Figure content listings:
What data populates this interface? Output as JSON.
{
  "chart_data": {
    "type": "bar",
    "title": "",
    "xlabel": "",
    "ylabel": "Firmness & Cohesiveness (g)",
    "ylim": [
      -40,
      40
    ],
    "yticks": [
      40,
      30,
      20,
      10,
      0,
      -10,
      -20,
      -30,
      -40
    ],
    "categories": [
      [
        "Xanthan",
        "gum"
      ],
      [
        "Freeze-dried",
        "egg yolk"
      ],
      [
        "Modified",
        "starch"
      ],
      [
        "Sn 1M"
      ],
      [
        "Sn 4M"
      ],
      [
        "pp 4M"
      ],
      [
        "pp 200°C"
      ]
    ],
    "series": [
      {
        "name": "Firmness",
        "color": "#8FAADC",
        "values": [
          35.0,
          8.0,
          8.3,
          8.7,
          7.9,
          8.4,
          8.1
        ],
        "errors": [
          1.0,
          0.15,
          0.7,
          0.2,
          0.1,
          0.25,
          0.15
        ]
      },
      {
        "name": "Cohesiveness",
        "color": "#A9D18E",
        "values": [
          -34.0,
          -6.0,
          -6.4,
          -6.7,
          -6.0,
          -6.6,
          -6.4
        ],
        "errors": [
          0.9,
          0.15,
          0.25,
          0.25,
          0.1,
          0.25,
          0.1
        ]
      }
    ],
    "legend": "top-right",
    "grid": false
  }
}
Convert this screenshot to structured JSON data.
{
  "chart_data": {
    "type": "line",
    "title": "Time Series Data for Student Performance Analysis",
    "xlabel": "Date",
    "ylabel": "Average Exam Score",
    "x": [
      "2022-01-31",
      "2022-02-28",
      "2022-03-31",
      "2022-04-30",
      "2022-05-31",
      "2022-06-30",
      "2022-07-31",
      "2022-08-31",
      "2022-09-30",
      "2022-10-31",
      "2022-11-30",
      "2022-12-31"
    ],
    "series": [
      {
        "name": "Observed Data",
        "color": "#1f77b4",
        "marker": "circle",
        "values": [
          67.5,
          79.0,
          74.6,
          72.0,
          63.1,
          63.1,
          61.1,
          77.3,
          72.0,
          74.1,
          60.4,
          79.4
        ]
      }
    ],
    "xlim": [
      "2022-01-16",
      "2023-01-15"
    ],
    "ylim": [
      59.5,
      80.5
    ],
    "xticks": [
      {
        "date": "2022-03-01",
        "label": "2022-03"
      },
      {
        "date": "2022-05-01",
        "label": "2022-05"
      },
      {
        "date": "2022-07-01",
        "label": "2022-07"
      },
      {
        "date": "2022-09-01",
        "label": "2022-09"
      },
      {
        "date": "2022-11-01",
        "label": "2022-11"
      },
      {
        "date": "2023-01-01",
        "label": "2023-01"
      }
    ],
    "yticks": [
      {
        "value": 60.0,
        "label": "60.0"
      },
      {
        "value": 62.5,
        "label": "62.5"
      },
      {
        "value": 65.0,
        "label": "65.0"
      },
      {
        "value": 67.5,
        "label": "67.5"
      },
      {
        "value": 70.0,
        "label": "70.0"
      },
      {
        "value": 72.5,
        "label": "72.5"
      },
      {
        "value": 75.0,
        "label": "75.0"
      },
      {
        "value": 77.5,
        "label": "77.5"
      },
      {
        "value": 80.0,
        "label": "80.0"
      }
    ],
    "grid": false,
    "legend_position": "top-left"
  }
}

TO DO ::
Identify the lines of the entries containing the string "name". Copy each such line.

ANSWER TO THIS PROBLEM ::
        "name": "Firmness",
        "name": "Cohesiveness",
        "name": "Observed Data",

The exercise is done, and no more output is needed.